▶ [RECORDS FOR THE TASK]:
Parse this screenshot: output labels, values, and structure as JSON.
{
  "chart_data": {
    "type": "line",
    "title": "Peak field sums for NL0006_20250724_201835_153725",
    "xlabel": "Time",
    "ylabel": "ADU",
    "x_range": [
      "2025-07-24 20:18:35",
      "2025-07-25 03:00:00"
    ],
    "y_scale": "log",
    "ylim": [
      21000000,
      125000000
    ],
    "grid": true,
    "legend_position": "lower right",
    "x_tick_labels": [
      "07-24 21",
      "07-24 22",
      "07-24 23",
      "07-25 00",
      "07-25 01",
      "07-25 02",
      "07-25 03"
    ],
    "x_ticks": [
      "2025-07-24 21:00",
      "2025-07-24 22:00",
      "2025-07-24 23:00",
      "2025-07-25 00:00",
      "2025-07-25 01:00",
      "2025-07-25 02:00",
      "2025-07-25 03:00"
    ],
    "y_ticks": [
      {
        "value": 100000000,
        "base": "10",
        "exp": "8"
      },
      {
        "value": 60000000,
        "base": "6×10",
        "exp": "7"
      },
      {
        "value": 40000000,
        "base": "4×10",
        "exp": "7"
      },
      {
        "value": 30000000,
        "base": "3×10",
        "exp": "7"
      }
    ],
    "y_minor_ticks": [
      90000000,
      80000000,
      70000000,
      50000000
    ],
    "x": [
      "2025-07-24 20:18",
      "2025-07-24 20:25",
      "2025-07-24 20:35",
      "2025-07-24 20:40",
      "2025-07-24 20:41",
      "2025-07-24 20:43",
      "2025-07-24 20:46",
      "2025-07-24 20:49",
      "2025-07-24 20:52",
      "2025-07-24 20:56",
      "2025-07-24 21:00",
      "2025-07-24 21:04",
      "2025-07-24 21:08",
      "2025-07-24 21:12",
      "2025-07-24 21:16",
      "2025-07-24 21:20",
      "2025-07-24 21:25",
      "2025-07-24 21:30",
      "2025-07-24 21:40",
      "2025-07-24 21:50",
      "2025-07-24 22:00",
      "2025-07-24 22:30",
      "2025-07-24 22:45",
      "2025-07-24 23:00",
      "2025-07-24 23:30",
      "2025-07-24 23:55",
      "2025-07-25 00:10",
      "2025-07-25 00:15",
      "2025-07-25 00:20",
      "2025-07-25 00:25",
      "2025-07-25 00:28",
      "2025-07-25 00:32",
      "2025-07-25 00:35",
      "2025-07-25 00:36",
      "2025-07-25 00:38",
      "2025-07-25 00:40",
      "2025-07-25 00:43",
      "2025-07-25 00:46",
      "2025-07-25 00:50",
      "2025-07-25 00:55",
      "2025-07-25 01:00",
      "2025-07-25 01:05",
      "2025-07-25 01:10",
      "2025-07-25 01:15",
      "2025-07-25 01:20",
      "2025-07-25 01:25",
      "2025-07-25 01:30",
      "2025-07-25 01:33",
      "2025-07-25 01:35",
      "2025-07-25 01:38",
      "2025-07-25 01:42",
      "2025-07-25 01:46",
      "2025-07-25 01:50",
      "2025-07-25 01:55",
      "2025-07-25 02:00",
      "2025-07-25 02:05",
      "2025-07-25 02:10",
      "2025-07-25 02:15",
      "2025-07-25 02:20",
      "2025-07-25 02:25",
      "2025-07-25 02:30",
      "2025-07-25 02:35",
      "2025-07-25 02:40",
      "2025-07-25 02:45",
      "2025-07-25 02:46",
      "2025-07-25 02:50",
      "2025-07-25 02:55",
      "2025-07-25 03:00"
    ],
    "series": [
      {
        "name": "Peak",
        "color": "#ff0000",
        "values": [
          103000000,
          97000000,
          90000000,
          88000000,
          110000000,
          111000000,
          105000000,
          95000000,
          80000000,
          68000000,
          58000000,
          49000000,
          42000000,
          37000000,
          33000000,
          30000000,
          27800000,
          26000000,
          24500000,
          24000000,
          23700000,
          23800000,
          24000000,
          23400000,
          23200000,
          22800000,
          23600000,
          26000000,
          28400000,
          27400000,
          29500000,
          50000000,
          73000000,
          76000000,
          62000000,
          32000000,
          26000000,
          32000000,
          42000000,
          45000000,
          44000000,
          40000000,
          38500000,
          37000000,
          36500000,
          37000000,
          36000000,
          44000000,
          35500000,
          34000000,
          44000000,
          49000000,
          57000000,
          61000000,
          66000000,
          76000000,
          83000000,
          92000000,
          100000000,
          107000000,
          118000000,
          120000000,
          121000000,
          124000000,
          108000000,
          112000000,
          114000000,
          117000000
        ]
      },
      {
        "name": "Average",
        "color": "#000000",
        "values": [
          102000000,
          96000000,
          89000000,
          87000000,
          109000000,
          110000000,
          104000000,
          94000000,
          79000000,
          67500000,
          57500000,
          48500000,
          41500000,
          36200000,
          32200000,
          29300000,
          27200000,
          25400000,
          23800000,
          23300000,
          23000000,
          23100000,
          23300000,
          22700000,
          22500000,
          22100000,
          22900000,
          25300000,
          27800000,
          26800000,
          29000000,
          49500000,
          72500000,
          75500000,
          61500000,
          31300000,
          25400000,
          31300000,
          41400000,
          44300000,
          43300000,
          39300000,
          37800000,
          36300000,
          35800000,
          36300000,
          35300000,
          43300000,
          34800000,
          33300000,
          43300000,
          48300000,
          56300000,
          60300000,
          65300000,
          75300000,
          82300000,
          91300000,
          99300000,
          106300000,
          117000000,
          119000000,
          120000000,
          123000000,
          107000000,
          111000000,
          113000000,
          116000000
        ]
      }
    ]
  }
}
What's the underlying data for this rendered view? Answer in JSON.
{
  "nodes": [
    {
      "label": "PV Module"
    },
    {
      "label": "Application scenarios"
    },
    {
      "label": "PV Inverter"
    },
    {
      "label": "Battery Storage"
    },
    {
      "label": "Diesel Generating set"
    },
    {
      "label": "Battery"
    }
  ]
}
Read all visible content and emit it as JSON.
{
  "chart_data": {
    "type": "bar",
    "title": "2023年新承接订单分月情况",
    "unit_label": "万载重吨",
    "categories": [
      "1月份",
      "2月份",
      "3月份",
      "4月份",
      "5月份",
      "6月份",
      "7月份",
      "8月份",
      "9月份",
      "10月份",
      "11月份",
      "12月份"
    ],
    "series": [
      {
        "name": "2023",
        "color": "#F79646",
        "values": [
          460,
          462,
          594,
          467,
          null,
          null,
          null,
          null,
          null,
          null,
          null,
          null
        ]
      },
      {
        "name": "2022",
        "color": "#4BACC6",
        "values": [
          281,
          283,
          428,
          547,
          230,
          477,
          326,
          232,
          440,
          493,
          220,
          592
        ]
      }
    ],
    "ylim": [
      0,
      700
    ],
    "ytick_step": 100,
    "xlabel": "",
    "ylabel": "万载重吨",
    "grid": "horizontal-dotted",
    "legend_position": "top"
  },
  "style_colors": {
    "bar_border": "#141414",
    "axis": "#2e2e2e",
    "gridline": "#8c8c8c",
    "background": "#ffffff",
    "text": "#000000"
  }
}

▶ [SET EXERCISE]: Return the material in full, exactly as shown.

▶ [TASK RESPONSE]:
Parse this screenshot: output labels, values, and structure as JSON.
{
  "chart_data": {
    "type": "line",
    "title": "Peak field sums for NL0006_20250724_201835_153725",
    "xlabel": "Time",
    "ylabel": "ADU",
    "x_range": [
      "2025-07-24 20:18:35",
      "2025-07-25 03:00:00"
    ],
    "y_scale": "log",
    "ylim": [
      21000000,
      125000000
    ],
    "grid": true,
    "legend_position": "lower right",
    "x_tick_labels": [
      "07-24 21",
      "07-24 22",
      "07-24 23",
      "07-25 00",
      "07-25 01",
      "07-25 02",
      "07-25 03"
    ],
    "x_ticks": [
      "2025-07-24 21:00",
      "2025-07-24 22:00",
      "2025-07-24 23:00",
      "2025-07-25 00:00",
      "2025-07-25 01:00",
      "2025-07-25 02:00",
      "2025-07-25 03:00"
    ],
    "y_ticks": [
      {
        "value": 100000000,
        "base": "10",
        "exp": "8"
      },
      {
        "value": 60000000,
        "base": "6×10",
        "exp": "7"
      },
      {
        "value": 40000000,
        "base": "4×10",
        "exp": "7"
      },
      {
        "value": 30000000,
        "base": "3×10",
        "exp": "7"
      }
    ],
    "y_minor_ticks": [
      90000000,
      80000000,
      70000000,
      50000000
    ],
    "x": [
      "2025-07-24 20:18",
      "2025-07-24 20:25",
      "2025-07-24 20:35",
      "2025-07-24 20:40",
      "2025-07-24 20:41",
      "2025-07-24 20:43",
      "2025-07-24 20:46",
      "2025-07-24 20:49",
      "2025-07-24 20:52",
      "2025-07-24 20:56",
      "2025-07-24 21:00",
      "2025-07-24 21:04",
      "2025-07-24 21:08",
      "2025-07-24 21:12",
      "2025-07-24 21:16",
      "2025-07-24 21:20",
      "2025-07-24 21:25",
      "2025-07-24 21:30",
      "2025-07-24 21:40",
      "2025-07-24 21:50",
      "2025-07-24 22:00",
      "2025-07-24 22:30",
      "2025-07-24 22:45",
      "2025-07-24 23:00",
      "2025-07-24 23:30",
      "2025-07-24 23:55",
      "2025-07-25 00:10",
      "2025-07-25 00:15",
      "2025-07-25 00:20",
      "2025-07-25 00:25",
      "2025-07-25 00:28",
      "2025-07-25 00:32",
      "2025-07-25 00:35",
      "2025-07-25 00:36",
      "2025-07-25 00:38",
      "2025-07-25 00:40",
      "2025-07-25 00:43",
      "2025-07-25 00:46",
      "2025-07-25 00:50",
      "2025-07-25 00:55",
      "2025-07-25 01:00",
      "2025-07-25 01:05",
      "2025-07-25 01:10",
      "2025-07-25 01:15",
      "2025-07-25 01:20",
      "2025-07-25 01:25",
      "2025-07-25 01:30",
      "2025-07-25 01:33",
      "2025-07-25 01:35",
      "2025-07-25 01:38",
      "2025-07-25 01:42",
      "2025-07-25 01:46",
      "2025-07-25 01:50",
      "2025-07-25 01:55",
      "2025-07-25 02:00",
      "2025-07-25 02:05",
      "2025-07-25 02:10",
      "2025-07-25 02:15",
      "2025-07-25 02:20",
      "2025-07-25 02:25",
      "2025-07-25 02:30",
      "2025-07-25 02:35",
      "2025-07-25 02:40",
      "2025-07-25 02:45",
      "2025-07-25 02:46",
      "2025-07-25 02:50",
      "2025-07-25 02:55",
      "2025-07-25 03:00"
    ],
    "series": [
      {
        "name": "Peak",
        "color": "#ff0000",
        "values": [
          103000000,
          97000000,
          90000000,
          88000000,
          110000000,
          111000000,
          105000000,
          95000000,
          80000000,
          68000000,
          58000000,
          49000000,
          42000000,
          37000000,
          33000000,
          30000000,
          27800000,
          26000000,
          24500000,
          24000000,
          23700000,
          23800000,
          24000000,
          23400000,
          23200000,
          22800000,
          23600000,
          26000000,
          28400000,
          27400000,
          29500000,
          50000000,
          73000000,
          76000000,
          62000000,
          32000000,
          26000000,
          32000000,
          42000000,
          45000000,
          44000000,
          40000000,
          38500000,
          37000000,
          36500000,
          37000000,
          36000000,
          44000000,
          35500000,
          34000000,
          44000000,
          49000000,
          57000000,
          61000000,
          66000000,
          76000000,
          83000000,
          92000000,
          100000000,
          107000000,
          118000000,
          120000000,
          121000000,
          124000000,
          108000000,
          112000000,
          114000000,
          117000000
        ]
      },
      {
        "name": "Average",
        "color": "#000000",
        "values": [
          102000000,
          96000000,
          89000000,
          87000000,
          109000000,
          110000000,
          104000000,
          94000000,
          79000000,
          67500000,
          57500000,
          48500000,
          41500000,
          36200000,
          32200000,
          29300000,
          27200000,
          25400000,
          23800000,
          23300000,
          23000000,
          23100000,
          23300000,
          22700000,
          22500000,
          22100000,
          22900000,
          25300000,
          27800000,
          26800000,
          29000000,
          49500000,
          72500000,
          75500000,
          61500000,
          31300000,
          25400000,
          31300000,
          41400000,
          44300000,
          43300000,
          39300000,
          37800000,
          36300000,
          35800000,
          36300000,
          35300000,
          43300000,
          34800000,
          33300000,
          43300000,
          48300000,
          56300000,
          60300000,
          65300000,
          75300000,
          82300000,
          91300000,
          99300000,
          106300000,
          117000000,
          119000000,
          120000000,
          123000000,
          107000000,
          111000000,
          113000000,
          116000000
        ]
      }
    ]
  }
}
What's the underlying data for this rendered view? Answer in JSON.
{
  "nodes": [
    {
      "label": "PV Module"
    },
    {
      "label": "Application scenarios"
    },
    {
      "label": "PV Inverter"
    },
    {
      "label": "Battery Storage"
    },
    {
      "label": "Diesel Generating set"
    },
    {
      "label": "Battery"
    }
  ]
}
Read all visible content and emit it as JSON.
{
  "chart_data": {
    "type": "bar",
    "title": "2023年新承接订单分月情况",
    "unit_label": "万载重吨",
    "categories": [
      "1月份",
      "2月份",
      "3月份",
      "4月份",
      "5月份",
      "6月份",
      "7月份",
      "8月份",
      "9月份",
      "10月份",
      "11月份",
      "12月份"
    ],
    "series": [
      {
        "name": "2023",
        "color": "#F79646",
        "values": [
          460,
          462,
          594,
          467,
          null,
          null,
          null,
          null,
          null,
          null,
          null,
          null
        ]
      },
      {
        "name": "2022",
        "color": "#4BACC6",
        "values": [
          281,
          283,
          428,
          547,
          230,
          477,
          326,
          232,
          440,
          493,
          220,
          592
        ]
      }
    ],
    "ylim": [
      0,
      700
    ],
    "ytick_step": 100,
    "xlabel": "",
    "ylabel": "万载重吨",
    "grid": "horizontal-dotted",
    "legend_position": "top"
  },
  "style_colors": {
    "bar_border": "#141414",
    "axis": "#2e2e2e",
    "gridline": "#8c8c8c",
    "background": "#ffffff",
    "text": "#000000"
  }
}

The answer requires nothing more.